- EXERCISE PROMPT: Output the records exactly as they appear, with no pictures included.

- RECORD EXTRACTS:
:::::

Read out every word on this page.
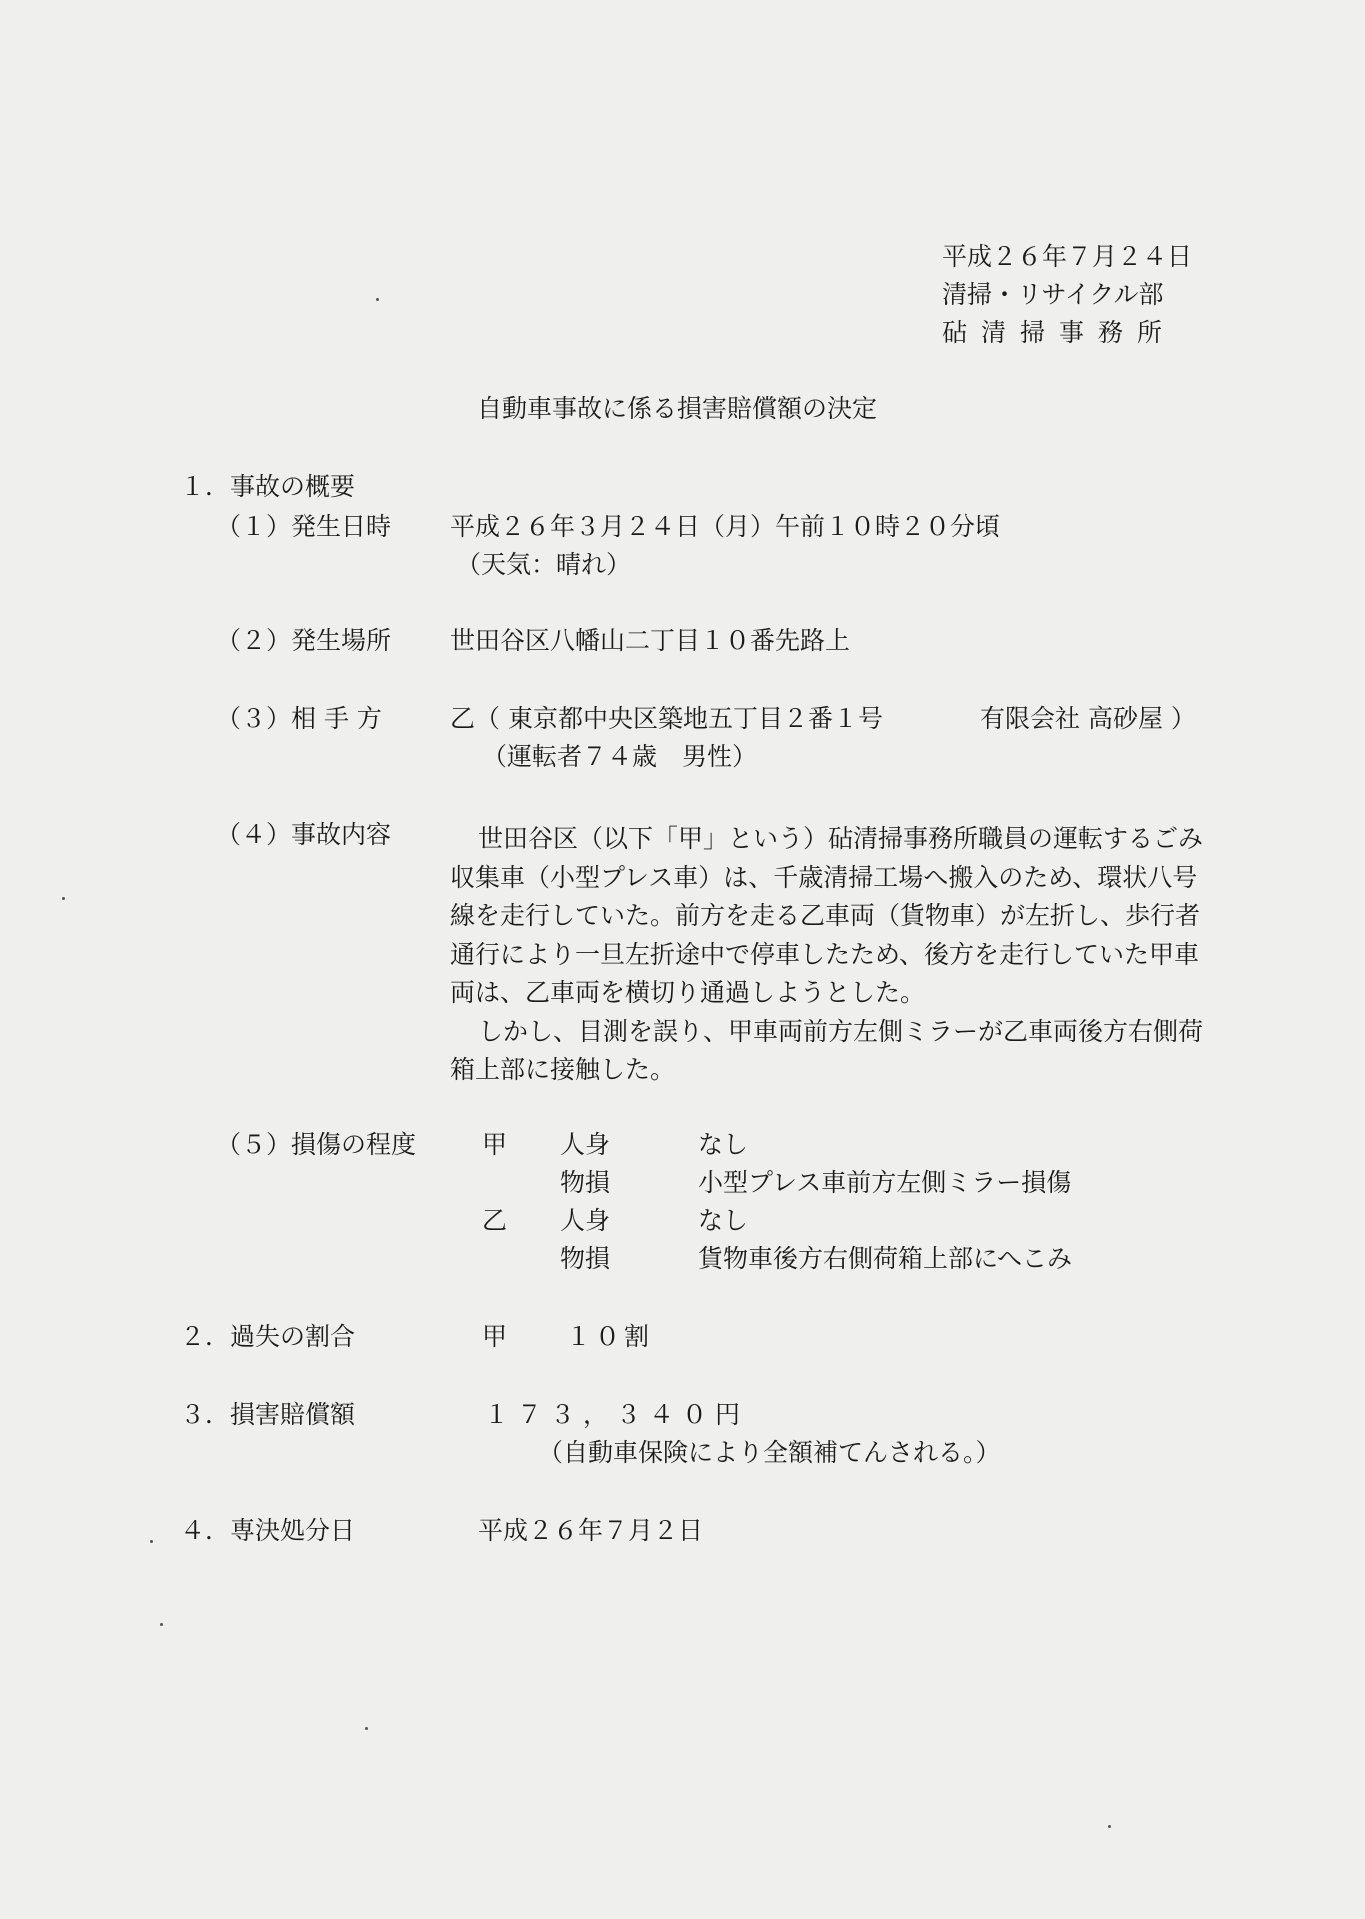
平成２６年７月２４日
清掃・リサイクル部
砧清掃事務所
自動車事故に係る損害賠償額の決定
１．事故の概要
（１）発生日時 平成２６年３月２４日（月）午前１０時２０分頃
（天気：晴れ）
（２）発生場所 世田谷区八幡山二丁目１０番先路上
（３）相 手 方	乙（ 東京都中央区築地五丁目２番１号	有限会社 高砂屋 ）
（運転者７４歳　男性）
（４）事故内容	世田谷区（以下「甲」という）砧清掃事務所職員の運転するごみ収集車（小型プレス車）は、千歳清掃工場へ搬入のため、環状八号線を走行していた。前方を走る乙車両（貨物車）が左折し、歩行者通行により一旦左折途中で停車したため、後方を走行していた甲車両は、乙車両を横切り通過しようとした。

しかし、目測を誤り、甲車両前方左側ミラーが乙車両後方右側荷箱上部に接触した。

（５）損傷の程度	甲 人身	なし
物損	小型プレス車前方左側ミラー損傷
乙 人身	なし
物損	貨物車後方右側荷箱上部にへこみ
２．過失の割合	甲 １０割
３．損害賠償額	１７３，３４０円
（自動車保険により全額補てんされる。）
４．専決処分日	平成２６年７月２日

:::::

- CORRECT RESPONSE:
Read out every word on this page.
平成２６年７月２４日
清掃・リサイクル部
砧清掃事務所
自動車事故に係る損害賠償額の決定
１．事故の概要
（１）発生日時 平成２６年３月２４日（月）午前１０時２０分頃
（天気：晴れ）
（２）発生場所 世田谷区八幡山二丁目１０番先路上
（３）相 手 方	乙（ 東京都中央区築地五丁目２番１号	有限会社 高砂屋 ）
（運転者７４歳　男性）
（４）事故内容	世田谷区（以下「甲」という）砧清掃事務所職員の運転するごみ収集車（小型プレス車）は、千歳清掃工場へ搬入のため、環状八号線を走行していた。前方を走る乙車両（貨物車）が左折し、歩行者通行により一旦左折途中で停車したため、後方を走行していた甲車両は、乙車両を横切り通過しようとした。

しかし、目測を誤り、甲車両前方左側ミラーが乙車両後方右側荷箱上部に接触した。

（５）損傷の程度	甲 人身	なし
物損	小型プレス車前方左側ミラー損傷
乙 人身	なし
物損	貨物車後方右側荷箱上部にへこみ
２．過失の割合	甲 １０割
３．損害賠償額	１７３，３４０円
（自動車保険により全額補てんされる。）
４．専決処分日	平成２６年７月２日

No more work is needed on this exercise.